Data extracted from a collection =
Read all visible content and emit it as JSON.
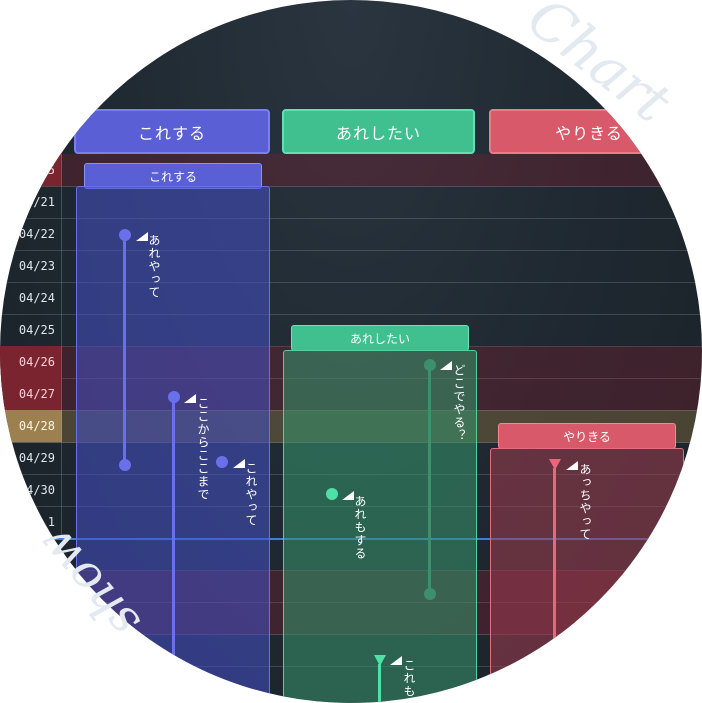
{
  "columns": [
    {
      "label": "これする"
    },
    {
      "label": "あれしたい"
    },
    {
      "label": "やりきる"
    }
  ],
  "dates": {
    "top_partial": "5",
    "d2": "4/21",
    "d3": "04/22",
    "d4": "04/23",
    "d5": "04/24",
    "d6": "04/25",
    "d7": "04/26",
    "d8": "04/27",
    "d9": "04/28",
    "d10": "04/29",
    "d11": "4/30",
    "d12": "1"
  },
  "tasks": {
    "blue": {
      "label": "これする"
    },
    "green": {
      "label": "あれしたい"
    },
    "red": {
      "label": "やりきる"
    }
  },
  "milestones": {
    "m1": "あれやって",
    "m2": "ここからここまで",
    "m3": "これやって",
    "m4": "どこでやる？",
    "m5": "あれもする",
    "m6": "あっちやって",
    "m7": "これも"
  },
  "decor": {
    "chart": "Chart",
    "show": "show"
  },
  "colors": {
    "blue": "#5b5fd6",
    "green": "#3fc08e",
    "red": "#d85a6a",
    "holiday": "#7a2430",
    "today": "#9c8050"
  }
}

Work instructions =
Take the records above and transcribe them exactly, dropping every picture.

Exercise solution =
Read all visible content and emit it as JSON.
{
  "columns": [
    {
      "label": "これする"
    },
    {
      "label": "あれしたい"
    },
    {
      "label": "やりきる"
    }
  ],
  "dates": {
    "top_partial": "5",
    "d2": "4/21",
    "d3": "04/22",
    "d4": "04/23",
    "d5": "04/24",
    "d6": "04/25",
    "d7": "04/26",
    "d8": "04/27",
    "d9": "04/28",
    "d10": "04/29",
    "d11": "4/30",
    "d12": "1"
  },
  "tasks": {
    "blue": {
      "label": "これする"
    },
    "green": {
      "label": "あれしたい"
    },
    "red": {
      "label": "やりきる"
    }
  },
  "milestones": {
    "m1": "あれやって",
    "m2": "ここからここまで",
    "m3": "これやって",
    "m4": "どこでやる？",
    "m5": "あれもする",
    "m6": "あっちやって",
    "m7": "これも"
  },
  "decor": {
    "chart": "Chart",
    "show": "show"
  },
  "colors": {
    "blue": "#5b5fd6",
    "green": "#3fc08e",
    "red": "#d85a6a",
    "holiday": "#7a2430",
    "today": "#9c8050"
  }
}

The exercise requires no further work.